Stated problem:
Pick out every line with the word "screenshot" and copy it.

Information given:
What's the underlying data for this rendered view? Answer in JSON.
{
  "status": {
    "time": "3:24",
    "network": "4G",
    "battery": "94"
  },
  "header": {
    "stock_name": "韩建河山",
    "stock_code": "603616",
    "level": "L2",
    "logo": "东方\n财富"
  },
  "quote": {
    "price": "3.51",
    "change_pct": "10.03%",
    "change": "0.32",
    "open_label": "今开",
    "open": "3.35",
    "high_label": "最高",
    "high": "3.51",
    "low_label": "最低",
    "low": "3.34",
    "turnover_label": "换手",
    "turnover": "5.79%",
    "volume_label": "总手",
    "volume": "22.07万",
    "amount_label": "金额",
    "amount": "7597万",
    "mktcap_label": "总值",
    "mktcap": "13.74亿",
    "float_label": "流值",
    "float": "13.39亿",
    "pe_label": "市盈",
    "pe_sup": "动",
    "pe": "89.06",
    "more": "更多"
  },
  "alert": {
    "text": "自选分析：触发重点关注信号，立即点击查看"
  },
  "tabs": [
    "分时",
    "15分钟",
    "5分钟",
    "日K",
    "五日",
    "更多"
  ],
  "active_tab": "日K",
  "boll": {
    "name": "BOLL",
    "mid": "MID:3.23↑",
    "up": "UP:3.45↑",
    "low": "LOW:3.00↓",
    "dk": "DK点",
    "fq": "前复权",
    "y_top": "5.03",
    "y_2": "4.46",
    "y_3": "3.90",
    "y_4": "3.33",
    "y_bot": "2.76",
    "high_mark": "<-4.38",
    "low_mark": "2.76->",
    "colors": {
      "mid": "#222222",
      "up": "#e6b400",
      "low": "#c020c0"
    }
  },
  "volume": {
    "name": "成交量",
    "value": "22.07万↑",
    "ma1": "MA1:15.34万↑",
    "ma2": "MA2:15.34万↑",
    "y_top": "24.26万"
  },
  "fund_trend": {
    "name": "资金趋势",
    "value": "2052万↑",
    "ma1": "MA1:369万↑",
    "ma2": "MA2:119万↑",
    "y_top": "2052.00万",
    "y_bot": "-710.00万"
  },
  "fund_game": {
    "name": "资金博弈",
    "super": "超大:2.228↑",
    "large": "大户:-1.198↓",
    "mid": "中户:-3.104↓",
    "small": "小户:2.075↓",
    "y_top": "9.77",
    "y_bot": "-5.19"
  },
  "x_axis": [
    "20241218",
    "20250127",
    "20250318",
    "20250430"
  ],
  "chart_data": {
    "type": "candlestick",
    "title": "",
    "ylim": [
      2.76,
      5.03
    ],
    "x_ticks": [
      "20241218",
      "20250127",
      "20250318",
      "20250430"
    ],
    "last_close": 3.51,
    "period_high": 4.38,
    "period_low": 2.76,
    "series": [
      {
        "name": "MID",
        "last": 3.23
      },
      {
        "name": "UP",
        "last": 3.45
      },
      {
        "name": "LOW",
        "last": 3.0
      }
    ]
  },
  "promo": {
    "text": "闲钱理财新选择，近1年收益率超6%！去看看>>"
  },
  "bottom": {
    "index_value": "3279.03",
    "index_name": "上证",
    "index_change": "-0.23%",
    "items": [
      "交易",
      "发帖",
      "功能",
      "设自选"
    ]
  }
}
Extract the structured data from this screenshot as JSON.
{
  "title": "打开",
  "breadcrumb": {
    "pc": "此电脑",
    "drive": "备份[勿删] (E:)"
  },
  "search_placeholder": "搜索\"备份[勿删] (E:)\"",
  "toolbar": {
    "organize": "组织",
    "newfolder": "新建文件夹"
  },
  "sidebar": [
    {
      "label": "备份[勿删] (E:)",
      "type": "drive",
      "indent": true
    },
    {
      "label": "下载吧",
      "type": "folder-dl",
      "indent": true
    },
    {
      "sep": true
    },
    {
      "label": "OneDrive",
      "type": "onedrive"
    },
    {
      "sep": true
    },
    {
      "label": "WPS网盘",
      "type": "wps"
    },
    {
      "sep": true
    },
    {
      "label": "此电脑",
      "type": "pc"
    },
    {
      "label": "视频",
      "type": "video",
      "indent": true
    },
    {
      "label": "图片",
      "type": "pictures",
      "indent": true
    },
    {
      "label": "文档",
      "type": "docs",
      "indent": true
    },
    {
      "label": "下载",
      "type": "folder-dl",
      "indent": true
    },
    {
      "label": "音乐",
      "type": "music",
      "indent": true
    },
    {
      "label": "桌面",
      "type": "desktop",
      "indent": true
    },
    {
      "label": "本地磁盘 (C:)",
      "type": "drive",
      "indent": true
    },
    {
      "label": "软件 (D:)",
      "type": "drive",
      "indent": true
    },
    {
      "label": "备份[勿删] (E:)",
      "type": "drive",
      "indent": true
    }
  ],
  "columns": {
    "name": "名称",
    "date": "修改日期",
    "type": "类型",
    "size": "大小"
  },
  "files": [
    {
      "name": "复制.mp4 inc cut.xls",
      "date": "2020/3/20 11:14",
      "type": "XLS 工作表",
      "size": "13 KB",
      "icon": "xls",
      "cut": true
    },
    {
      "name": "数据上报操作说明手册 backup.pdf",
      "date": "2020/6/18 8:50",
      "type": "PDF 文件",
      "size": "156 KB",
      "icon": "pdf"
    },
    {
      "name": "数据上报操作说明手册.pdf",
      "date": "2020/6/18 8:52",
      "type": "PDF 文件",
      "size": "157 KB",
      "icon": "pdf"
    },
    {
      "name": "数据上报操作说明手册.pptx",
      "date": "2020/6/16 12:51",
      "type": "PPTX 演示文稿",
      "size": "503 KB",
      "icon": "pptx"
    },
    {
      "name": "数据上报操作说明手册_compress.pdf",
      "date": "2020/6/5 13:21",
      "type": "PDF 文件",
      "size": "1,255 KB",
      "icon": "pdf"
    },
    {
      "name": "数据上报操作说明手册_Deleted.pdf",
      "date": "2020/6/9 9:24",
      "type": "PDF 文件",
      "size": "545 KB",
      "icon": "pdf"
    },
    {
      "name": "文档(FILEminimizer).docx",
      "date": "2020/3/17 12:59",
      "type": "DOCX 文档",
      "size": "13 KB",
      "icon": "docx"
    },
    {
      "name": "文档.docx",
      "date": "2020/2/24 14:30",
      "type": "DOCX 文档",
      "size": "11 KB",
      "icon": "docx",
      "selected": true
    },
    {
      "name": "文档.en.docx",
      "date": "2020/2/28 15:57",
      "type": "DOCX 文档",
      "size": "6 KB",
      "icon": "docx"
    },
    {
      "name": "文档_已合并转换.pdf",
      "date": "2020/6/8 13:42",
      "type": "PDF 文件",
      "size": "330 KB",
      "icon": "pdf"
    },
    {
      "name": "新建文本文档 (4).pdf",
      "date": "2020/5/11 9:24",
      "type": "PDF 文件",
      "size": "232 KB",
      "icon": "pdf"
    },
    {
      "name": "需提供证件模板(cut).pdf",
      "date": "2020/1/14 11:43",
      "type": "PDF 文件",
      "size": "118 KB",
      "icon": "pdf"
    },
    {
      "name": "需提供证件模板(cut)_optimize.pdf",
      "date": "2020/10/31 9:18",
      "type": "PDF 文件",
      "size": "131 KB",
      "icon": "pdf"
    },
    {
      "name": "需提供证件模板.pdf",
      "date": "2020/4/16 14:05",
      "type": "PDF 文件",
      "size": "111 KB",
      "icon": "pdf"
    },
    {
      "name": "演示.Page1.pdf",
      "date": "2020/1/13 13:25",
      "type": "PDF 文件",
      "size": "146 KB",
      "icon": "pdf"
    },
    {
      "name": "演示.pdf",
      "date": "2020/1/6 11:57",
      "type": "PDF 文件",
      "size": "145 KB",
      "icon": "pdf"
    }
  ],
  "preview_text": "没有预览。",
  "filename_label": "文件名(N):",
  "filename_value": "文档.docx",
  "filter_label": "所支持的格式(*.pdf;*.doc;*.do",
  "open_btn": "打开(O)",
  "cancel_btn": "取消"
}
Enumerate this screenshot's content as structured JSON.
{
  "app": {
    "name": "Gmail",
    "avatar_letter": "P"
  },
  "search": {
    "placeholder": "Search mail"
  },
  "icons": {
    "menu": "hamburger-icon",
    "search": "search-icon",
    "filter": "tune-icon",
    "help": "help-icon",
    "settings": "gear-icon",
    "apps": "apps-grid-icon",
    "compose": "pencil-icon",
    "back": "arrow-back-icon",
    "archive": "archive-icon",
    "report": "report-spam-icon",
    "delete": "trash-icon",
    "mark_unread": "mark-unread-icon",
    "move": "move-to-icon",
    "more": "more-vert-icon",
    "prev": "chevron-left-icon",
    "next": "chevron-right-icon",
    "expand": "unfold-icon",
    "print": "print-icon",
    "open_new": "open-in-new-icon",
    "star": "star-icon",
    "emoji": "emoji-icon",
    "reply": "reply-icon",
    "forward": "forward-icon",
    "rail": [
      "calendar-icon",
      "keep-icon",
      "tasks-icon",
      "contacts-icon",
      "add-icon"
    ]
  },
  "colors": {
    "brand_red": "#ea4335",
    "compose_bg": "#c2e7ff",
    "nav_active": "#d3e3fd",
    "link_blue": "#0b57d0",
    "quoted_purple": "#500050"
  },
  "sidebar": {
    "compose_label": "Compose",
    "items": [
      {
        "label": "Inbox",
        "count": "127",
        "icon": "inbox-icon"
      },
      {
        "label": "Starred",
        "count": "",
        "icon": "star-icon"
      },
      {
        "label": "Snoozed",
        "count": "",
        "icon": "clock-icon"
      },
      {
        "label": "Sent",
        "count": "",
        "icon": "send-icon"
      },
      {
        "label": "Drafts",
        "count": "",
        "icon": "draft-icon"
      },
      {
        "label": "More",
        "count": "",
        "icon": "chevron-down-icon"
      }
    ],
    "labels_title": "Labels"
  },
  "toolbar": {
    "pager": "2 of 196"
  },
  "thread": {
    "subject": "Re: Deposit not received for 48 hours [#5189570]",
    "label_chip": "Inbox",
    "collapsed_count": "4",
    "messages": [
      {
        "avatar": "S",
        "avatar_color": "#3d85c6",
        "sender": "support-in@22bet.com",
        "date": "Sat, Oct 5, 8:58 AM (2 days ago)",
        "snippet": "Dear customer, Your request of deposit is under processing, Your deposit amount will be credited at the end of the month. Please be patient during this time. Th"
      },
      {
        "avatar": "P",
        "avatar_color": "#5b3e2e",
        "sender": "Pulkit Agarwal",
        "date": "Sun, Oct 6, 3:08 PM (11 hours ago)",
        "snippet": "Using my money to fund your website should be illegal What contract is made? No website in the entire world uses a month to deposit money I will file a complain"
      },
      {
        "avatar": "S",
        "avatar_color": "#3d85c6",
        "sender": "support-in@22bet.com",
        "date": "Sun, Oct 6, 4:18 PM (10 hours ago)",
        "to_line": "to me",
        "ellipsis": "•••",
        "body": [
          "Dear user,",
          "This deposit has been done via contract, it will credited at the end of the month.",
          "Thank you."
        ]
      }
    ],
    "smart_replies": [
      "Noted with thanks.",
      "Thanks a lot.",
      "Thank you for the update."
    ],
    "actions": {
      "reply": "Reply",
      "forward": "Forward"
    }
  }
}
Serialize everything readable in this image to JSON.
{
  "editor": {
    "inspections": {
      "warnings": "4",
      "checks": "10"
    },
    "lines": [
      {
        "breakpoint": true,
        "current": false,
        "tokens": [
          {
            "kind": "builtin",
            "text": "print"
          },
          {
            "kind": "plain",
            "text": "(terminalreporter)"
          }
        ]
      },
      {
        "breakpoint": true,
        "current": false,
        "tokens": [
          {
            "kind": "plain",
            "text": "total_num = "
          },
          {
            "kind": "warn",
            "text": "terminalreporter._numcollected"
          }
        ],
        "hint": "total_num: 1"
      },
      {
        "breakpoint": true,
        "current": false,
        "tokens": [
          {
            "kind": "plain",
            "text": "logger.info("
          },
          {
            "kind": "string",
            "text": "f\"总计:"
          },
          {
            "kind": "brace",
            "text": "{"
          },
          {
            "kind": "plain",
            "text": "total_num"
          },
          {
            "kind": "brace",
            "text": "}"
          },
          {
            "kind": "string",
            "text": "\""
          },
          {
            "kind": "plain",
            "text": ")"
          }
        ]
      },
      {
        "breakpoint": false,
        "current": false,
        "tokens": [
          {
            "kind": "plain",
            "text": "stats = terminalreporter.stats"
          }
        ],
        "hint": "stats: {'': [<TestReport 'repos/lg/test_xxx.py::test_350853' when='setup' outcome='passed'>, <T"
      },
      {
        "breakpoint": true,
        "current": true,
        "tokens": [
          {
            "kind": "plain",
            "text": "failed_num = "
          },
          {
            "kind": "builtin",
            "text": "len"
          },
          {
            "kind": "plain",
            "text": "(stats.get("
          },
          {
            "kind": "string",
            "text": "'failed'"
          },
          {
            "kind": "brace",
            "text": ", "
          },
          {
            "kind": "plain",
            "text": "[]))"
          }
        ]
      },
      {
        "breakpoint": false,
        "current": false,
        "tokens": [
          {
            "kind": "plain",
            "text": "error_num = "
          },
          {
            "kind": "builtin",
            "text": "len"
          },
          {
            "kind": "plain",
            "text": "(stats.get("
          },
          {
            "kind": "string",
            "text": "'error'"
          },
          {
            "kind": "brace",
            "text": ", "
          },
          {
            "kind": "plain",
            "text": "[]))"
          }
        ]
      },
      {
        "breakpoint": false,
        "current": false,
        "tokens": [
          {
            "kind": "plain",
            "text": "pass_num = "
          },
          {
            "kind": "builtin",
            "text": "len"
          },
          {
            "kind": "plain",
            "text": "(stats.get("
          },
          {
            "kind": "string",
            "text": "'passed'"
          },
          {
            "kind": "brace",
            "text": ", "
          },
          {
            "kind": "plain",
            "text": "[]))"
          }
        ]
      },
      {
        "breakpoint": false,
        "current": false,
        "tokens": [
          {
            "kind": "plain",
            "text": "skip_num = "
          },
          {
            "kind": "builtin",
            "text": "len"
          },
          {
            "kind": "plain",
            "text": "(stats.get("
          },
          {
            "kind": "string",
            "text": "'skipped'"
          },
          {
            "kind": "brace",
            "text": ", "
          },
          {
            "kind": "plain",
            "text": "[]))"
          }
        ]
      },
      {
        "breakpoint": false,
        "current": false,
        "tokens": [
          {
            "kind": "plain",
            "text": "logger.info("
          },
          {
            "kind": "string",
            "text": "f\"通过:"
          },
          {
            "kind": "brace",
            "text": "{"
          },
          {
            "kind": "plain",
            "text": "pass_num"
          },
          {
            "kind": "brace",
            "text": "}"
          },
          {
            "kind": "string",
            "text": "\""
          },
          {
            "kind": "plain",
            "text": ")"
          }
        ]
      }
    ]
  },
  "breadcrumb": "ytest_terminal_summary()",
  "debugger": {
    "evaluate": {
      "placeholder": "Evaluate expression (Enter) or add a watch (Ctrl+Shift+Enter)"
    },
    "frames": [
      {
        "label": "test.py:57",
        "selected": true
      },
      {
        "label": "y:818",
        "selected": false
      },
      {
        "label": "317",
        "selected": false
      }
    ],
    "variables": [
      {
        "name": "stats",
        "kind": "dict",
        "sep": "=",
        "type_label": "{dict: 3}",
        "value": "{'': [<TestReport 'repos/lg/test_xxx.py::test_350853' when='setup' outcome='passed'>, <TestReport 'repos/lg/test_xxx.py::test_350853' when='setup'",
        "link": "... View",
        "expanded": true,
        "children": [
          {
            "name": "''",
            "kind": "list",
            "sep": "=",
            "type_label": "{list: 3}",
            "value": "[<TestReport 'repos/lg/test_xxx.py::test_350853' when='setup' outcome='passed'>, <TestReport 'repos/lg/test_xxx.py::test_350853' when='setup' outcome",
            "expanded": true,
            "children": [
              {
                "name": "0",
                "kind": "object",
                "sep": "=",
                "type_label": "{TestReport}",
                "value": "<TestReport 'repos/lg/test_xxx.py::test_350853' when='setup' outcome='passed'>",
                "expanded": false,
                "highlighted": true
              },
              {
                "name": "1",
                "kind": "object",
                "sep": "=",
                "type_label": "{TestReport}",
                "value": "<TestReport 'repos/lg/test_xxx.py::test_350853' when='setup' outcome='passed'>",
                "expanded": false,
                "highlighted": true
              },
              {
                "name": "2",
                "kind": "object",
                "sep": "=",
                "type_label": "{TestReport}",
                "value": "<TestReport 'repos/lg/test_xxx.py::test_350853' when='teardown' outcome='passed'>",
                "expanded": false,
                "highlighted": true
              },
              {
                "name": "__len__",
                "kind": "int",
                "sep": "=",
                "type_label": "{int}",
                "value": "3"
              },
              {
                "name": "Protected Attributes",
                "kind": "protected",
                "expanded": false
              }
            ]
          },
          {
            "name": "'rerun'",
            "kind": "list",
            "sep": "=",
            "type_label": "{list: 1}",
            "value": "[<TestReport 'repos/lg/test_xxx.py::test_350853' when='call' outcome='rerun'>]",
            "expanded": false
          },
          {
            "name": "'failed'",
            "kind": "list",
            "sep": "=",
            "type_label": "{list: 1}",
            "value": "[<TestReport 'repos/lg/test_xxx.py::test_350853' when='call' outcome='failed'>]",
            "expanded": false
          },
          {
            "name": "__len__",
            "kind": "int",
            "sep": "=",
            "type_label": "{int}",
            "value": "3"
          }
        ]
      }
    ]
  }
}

The reply:
Extract the structured data from this screenshot as JSON.
Enumerate this screenshot's content as structured JSON.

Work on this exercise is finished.